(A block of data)
□ □ □

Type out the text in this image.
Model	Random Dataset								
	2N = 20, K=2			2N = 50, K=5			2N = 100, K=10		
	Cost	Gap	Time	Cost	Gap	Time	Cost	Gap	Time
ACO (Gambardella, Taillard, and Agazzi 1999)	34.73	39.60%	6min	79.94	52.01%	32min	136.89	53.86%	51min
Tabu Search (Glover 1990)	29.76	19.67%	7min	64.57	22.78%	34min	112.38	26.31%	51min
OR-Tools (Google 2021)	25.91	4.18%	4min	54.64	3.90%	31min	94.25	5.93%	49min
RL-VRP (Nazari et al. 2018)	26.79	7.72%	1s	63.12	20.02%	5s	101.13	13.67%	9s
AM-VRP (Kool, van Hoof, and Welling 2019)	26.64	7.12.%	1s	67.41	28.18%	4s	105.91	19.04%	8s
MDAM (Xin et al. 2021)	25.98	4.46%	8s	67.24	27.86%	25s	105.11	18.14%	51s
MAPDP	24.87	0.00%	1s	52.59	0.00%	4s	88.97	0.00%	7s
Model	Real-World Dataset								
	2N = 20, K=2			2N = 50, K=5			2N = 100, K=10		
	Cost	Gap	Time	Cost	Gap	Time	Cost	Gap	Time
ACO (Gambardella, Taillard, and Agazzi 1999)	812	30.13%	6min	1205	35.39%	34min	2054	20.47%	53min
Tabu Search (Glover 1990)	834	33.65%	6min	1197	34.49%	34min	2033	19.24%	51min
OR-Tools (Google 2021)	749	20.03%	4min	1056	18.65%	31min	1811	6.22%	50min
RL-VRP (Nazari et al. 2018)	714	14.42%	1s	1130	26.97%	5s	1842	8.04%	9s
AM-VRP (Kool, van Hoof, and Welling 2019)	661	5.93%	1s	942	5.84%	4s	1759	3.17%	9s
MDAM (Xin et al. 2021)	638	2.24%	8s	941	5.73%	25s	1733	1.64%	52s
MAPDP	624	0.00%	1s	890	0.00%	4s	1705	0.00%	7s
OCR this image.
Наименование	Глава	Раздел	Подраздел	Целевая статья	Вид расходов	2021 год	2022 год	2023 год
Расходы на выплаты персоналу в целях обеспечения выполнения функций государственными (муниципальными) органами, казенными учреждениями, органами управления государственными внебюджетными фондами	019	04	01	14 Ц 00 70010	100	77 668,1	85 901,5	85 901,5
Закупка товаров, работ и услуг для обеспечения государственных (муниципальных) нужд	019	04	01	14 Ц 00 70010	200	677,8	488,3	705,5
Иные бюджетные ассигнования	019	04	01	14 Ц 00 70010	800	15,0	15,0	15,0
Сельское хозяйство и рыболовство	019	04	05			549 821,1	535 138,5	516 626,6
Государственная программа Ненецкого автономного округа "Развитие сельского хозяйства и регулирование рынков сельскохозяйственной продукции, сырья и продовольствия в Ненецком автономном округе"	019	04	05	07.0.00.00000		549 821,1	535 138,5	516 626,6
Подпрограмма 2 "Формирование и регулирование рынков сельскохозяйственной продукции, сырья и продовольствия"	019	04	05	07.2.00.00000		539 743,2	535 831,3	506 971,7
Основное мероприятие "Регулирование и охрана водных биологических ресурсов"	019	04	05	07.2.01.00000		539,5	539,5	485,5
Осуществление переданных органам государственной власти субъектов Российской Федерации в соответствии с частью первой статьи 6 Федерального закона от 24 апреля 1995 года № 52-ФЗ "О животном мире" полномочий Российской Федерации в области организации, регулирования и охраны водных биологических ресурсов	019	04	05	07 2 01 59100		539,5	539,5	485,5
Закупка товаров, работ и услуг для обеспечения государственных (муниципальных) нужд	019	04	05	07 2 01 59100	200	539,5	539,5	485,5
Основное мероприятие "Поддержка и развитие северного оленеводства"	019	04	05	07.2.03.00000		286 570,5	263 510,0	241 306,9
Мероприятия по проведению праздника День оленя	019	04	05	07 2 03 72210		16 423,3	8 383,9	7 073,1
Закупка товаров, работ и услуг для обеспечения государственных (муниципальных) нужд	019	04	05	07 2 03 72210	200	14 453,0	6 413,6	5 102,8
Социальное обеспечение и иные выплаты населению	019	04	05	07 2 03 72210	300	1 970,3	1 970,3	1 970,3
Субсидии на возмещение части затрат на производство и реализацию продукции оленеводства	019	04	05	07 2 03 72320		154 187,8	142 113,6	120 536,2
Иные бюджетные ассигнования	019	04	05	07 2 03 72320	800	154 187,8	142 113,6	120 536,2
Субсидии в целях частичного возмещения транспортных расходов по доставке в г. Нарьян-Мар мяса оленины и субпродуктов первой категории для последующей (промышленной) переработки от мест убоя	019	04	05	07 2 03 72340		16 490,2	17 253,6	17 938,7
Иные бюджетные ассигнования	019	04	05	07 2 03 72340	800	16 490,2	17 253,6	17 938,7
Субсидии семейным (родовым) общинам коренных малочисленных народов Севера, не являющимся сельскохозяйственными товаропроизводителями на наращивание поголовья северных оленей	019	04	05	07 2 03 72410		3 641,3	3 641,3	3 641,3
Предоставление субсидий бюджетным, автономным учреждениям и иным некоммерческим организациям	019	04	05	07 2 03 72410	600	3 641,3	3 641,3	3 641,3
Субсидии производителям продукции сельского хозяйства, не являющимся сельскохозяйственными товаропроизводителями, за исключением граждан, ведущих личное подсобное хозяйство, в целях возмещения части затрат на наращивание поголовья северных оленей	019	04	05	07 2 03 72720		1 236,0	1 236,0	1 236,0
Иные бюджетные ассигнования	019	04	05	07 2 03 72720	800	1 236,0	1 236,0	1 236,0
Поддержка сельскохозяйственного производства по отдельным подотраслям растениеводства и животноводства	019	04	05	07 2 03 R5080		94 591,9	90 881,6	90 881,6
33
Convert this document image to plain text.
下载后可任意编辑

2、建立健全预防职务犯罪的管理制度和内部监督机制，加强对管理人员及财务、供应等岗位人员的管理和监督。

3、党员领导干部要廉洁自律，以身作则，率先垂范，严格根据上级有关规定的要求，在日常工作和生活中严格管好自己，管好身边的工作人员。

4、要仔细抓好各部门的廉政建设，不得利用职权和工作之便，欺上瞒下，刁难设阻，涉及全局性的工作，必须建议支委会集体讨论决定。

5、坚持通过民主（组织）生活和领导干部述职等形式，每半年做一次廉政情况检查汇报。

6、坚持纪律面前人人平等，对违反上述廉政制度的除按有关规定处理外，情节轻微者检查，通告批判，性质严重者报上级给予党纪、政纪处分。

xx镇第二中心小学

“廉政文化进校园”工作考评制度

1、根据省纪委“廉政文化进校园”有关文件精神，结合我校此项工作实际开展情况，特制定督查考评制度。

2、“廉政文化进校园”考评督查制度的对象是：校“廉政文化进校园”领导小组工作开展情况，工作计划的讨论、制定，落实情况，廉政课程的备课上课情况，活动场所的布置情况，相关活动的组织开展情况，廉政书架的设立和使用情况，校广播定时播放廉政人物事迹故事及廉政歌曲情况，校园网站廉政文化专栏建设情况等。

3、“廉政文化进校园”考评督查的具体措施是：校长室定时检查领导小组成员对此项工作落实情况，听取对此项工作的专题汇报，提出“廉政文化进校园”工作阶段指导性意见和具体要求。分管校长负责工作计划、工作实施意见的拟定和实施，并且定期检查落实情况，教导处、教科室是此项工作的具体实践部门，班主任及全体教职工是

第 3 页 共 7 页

□ □ □

§ Problem to solve: Write out every line from the entries where "мероприятие" appears.

§ Completed task:
Основное мероприятие "Регулирование и охрана водных биологических ресурсов"	019	04	05	07.2.01.00000		539,5	539,5	485,5
Основное мероприятие "Поддержка и развитие северного оленеводства"	019	04	05	07.2.03.00000		286 570,5	263 510,0	241 306,9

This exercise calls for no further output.